Between .1 perms and 1 perm, a material is classified as a type II vapour retarder, which is suitable for use as what is exclusively known as a ‘vapour barrier’ on a work site, the standard 6 mil polyethylene. And remember – a vapour barrier goes on the inside of a wall, NOT the outside. Since we intentionally contain water vapour on the interior of a building with a vapour retarder, the more vapour-permeable the exterior of your wall is, the less likely you will have moisture buildup inside.
The vapour-permeable elephant in the room?
The most commonly held opinion among building industry experts that we have read and spoken with, is that OSB has a perm rating of 2 and plywood has a perm rating of 10.
Those are the perm ratings you will find on many building information websites, though it conflicts with what is found in section 22.214.171.124 of the Canadian National Building Code, which rates the standard 7/16″ OSB at 44 NG (2/3rds of a perm) and 3/8″ plywood at 57 NG, or 1 perm. Since anyone using plywood as sheathing will usually use 1/2″ (also 2/3rds of a perm), according to code, all sheathing is a Type II vapour retarder, the same classification given to 6 mil polyethylene.
Those standard 2 and 10 perm ratings don’t indicate any change in permeability due to changes in relative humidity, so they also heavily conflict with the table below from Oak Ridge Research Laboratories which shows plywood to have a range of between about 1 perm and over 20 perms, depending on relative humidity.
So who should you believe? Let us know when you figure it out. It’s hard not to consider the building code as inherently trustworthy, but the same can be said for other reputable but contradicting sources. Since they all conclude that plywood is more vapour permeable than OSB, we will cling to that like a cat to a screen door – fairly confidently, but aware of the precarious nature of the situation.
Even if there was consensus on sheathing permeability, that rating would not complete the equation as it will be affected by the weather resistive barrier (WRB) you install next, and those range from about 5 or 6 perms to up around 60 perms.

> [INSTRUCTION A]:
Reproduce the rows word for word, from the start of the rows up to and including the line containing "lat-tick-label: 80N xyxy=(201,891,228,906)".

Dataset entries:
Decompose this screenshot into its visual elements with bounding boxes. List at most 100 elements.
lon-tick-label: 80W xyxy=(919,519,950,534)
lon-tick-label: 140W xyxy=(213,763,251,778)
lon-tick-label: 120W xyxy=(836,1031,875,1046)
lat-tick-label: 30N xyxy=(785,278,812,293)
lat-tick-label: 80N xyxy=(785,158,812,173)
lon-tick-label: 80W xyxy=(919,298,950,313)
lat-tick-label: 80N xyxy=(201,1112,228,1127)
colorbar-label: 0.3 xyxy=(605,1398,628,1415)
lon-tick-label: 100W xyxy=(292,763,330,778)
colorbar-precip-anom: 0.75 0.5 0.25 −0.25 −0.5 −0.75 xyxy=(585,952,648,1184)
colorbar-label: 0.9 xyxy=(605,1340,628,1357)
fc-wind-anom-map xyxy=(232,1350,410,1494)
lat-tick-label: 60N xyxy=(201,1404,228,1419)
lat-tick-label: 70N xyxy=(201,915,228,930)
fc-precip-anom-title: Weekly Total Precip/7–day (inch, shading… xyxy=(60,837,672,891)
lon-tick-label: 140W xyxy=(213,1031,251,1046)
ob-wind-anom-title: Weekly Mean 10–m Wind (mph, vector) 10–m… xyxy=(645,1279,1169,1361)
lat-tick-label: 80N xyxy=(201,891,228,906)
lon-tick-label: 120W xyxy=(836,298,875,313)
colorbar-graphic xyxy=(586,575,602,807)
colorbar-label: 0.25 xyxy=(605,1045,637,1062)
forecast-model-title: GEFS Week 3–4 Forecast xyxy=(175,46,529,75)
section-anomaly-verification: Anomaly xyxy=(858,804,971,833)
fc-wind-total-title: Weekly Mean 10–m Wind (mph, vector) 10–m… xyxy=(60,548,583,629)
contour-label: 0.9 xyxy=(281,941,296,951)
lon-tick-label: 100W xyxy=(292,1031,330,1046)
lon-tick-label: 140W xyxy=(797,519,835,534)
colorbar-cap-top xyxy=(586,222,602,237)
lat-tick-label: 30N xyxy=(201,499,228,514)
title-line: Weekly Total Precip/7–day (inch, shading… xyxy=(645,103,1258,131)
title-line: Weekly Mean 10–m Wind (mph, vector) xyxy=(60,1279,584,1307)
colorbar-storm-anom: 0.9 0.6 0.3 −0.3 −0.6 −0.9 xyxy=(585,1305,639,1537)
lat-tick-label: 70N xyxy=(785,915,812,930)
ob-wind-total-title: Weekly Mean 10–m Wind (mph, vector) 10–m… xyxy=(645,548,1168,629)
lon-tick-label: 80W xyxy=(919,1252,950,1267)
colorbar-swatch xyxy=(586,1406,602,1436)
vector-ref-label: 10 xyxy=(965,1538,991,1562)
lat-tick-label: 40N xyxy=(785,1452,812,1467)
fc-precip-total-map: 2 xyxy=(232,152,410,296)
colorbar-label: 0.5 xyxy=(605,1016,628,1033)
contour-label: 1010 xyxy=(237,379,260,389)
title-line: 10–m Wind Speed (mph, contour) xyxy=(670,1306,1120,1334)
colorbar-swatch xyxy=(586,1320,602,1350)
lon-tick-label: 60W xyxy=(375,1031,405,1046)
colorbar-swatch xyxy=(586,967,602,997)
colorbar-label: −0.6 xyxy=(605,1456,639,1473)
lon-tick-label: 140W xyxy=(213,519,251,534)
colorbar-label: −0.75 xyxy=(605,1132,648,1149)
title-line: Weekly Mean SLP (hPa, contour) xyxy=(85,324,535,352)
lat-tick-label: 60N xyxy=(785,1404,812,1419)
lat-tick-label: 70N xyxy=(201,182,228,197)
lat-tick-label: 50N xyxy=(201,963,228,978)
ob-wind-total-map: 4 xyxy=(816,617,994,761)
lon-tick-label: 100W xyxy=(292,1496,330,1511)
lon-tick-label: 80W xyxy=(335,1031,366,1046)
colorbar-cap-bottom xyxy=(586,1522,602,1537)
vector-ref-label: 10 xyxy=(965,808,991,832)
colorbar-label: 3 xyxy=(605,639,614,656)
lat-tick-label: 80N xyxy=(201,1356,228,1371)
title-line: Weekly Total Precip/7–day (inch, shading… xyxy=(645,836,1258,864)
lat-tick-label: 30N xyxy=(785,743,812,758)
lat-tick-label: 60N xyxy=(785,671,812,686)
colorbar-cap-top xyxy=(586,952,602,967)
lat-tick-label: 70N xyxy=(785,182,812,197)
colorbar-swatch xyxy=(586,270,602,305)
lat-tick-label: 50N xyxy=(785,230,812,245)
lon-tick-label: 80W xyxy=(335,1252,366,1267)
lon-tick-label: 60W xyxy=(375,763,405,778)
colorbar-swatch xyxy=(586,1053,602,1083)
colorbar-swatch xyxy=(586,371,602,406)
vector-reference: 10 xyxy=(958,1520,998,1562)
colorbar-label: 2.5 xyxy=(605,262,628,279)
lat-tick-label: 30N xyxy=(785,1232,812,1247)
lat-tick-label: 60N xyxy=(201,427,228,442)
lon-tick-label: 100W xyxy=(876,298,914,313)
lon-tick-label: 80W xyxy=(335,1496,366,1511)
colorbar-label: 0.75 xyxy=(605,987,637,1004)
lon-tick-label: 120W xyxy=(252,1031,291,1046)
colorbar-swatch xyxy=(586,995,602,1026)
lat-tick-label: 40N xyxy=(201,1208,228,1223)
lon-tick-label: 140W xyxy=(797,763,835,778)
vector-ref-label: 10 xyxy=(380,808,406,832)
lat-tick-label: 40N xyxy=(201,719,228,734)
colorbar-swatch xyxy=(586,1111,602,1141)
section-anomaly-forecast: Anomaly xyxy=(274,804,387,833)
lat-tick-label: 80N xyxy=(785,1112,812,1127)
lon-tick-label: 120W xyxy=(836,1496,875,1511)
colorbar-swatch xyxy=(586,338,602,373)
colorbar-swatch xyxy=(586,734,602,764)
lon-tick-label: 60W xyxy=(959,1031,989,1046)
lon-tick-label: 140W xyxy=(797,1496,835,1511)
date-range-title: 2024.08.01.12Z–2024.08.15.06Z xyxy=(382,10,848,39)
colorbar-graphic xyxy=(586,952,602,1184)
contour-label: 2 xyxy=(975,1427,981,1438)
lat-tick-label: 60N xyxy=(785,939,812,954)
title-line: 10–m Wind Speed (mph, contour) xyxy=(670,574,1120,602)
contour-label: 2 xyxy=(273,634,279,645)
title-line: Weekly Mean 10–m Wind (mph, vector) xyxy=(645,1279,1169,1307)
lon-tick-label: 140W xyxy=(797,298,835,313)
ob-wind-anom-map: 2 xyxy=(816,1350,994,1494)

> [INSTRUCTION B]:
Answer these questions about the passage on sheathing vapor permeability:
(i) What perm rating does the Canadian National Building Code give 3/8″ plywood?
(ii) On which side of a wall does a vapour barrier go?
(iii) What range of perms do weather resistive barriers span?

> [WRITTEN REPLY A]:
Decompose this screenshot into its visual elements with bounding boxes. List at most 100 elements.
lon-tick-label: 80W xyxy=(919,519,950,534)
lon-tick-label: 140W xyxy=(213,763,251,778)
lon-tick-label: 120W xyxy=(836,1031,875,1046)
lat-tick-label: 30N xyxy=(785,278,812,293)
lat-tick-label: 80N xyxy=(785,158,812,173)
lon-tick-label: 80W xyxy=(919,298,950,313)
lat-tick-label: 80N xyxy=(201,1112,228,1127)
colorbar-label: 0.3 xyxy=(605,1398,628,1415)
lon-tick-label: 100W xyxy=(292,763,330,778)
colorbar-precip-anom: 0.75 0.5 0.25 −0.25 −0.5 −0.75 xyxy=(585,952,648,1184)
colorbar-label: 0.9 xyxy=(605,1340,628,1357)
fc-wind-anom-map xyxy=(232,1350,410,1494)
lat-tick-label: 60N xyxy=(201,1404,228,1419)
lat-tick-label: 70N xyxy=(201,915,228,930)
fc-precip-anom-title: Weekly Total Precip/7–day (inch, shading… xyxy=(60,837,672,891)
lon-tick-label: 140W xyxy=(213,1031,251,1046)
ob-wind-anom-title: Weekly Mean 10–m Wind (mph, vector) 10–m… xyxy=(645,1279,1169,1361)
lat-tick-label: 80N xyxy=(201,891,228,906)

> [WRITTEN REPLY B]:
(i) 57 NG, or 1 perm.
(ii) The inside of the wall.
(iii) From about 5 or 6 perms up to around 60 perms.